Only the lines from the one with "Type out the text in this image." to the end of the data below should be given again, exactly, with both ends included and pictures omitted.
>>>
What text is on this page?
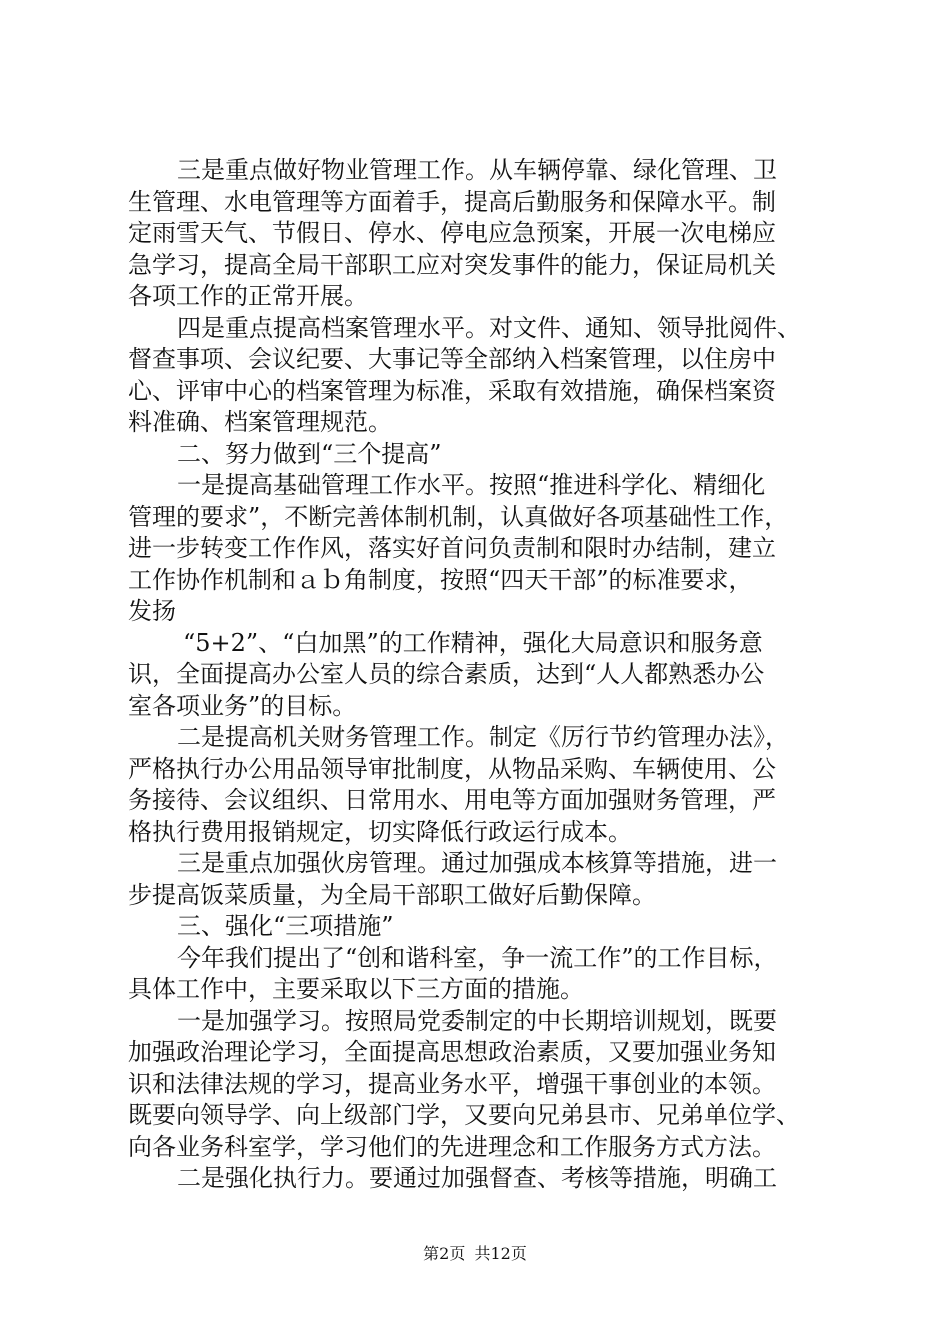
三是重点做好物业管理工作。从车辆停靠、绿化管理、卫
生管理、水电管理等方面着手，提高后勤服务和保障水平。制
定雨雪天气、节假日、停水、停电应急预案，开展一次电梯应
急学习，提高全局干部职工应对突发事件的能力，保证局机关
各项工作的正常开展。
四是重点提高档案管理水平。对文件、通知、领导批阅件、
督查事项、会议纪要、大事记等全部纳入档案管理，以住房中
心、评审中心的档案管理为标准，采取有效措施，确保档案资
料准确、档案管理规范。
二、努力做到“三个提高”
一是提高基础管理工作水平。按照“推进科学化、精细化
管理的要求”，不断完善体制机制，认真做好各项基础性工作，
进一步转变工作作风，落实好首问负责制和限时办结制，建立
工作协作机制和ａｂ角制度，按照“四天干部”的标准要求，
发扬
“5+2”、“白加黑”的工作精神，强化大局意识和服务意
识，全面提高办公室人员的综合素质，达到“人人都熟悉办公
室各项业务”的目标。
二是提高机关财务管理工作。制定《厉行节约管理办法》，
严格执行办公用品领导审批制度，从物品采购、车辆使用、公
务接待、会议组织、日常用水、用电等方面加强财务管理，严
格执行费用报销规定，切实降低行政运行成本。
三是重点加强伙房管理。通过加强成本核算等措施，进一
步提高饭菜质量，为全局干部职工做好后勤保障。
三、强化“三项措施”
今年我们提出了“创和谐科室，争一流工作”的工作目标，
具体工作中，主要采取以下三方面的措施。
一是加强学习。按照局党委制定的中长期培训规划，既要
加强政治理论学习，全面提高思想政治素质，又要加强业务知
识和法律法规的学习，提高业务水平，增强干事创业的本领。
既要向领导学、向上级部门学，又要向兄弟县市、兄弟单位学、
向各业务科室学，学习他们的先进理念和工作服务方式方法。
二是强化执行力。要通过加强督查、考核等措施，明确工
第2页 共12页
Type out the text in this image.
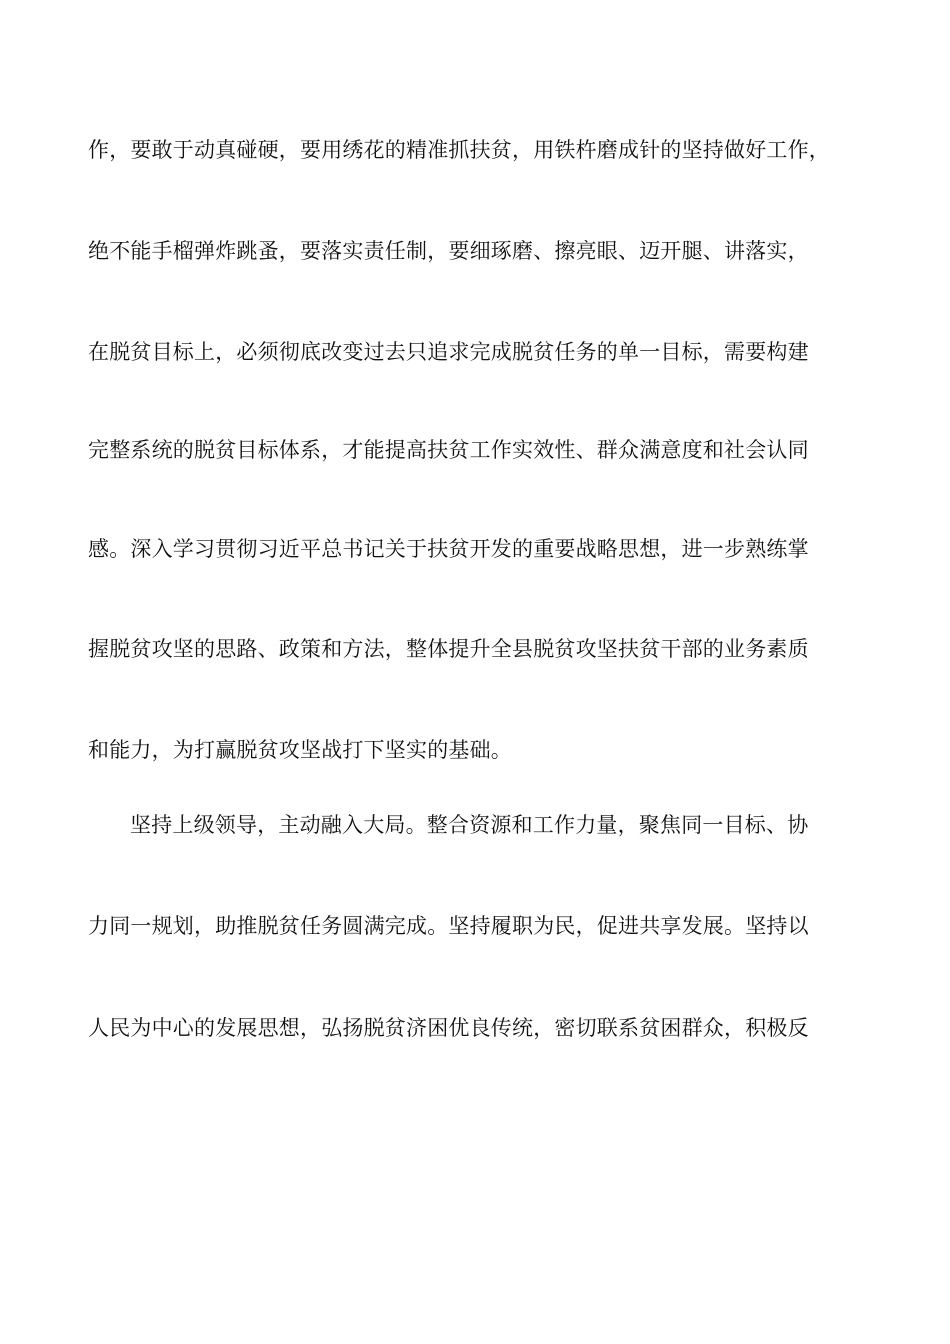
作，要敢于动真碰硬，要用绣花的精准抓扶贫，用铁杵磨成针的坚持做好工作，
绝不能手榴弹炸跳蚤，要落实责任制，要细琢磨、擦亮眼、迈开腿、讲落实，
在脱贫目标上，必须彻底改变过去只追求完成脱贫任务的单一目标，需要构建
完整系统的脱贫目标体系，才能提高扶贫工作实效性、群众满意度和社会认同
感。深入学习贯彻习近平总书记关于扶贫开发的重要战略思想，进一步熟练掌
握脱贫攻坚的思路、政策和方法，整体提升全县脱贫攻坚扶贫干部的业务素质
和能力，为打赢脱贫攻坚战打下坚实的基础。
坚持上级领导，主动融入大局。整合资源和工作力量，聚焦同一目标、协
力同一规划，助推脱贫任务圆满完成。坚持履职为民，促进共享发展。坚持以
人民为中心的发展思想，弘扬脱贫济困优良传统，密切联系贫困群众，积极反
<<<
Output
Type out the text in this image.
作，要敢于动真碰硬，要用绣花的精准抓扶贫，用铁杵磨成针的坚持做好工作，
绝不能手榴弹炸跳蚤，要落实责任制，要细琢磨、擦亮眼、迈开腿、讲落实，
在脱贫目标上，必须彻底改变过去只追求完成脱贫任务的单一目标，需要构建
完整系统的脱贫目标体系，才能提高扶贫工作实效性、群众满意度和社会认同
感。深入学习贯彻习近平总书记关于扶贫开发的重要战略思想，进一步熟练掌
握脱贫攻坚的思路、政策和方法，整体提升全县脱贫攻坚扶贫干部的业务素质
和能力，为打赢脱贫攻坚战打下坚实的基础。
坚持上级领导，主动融入大局。整合资源和工作力量，聚焦同一目标、协
力同一规划，助推脱贫任务圆满完成。坚持履职为民，促进共享发展。坚持以
人民为中心的发展思想，弘扬脱贫济困优良传统，密切联系贫困群众，积极反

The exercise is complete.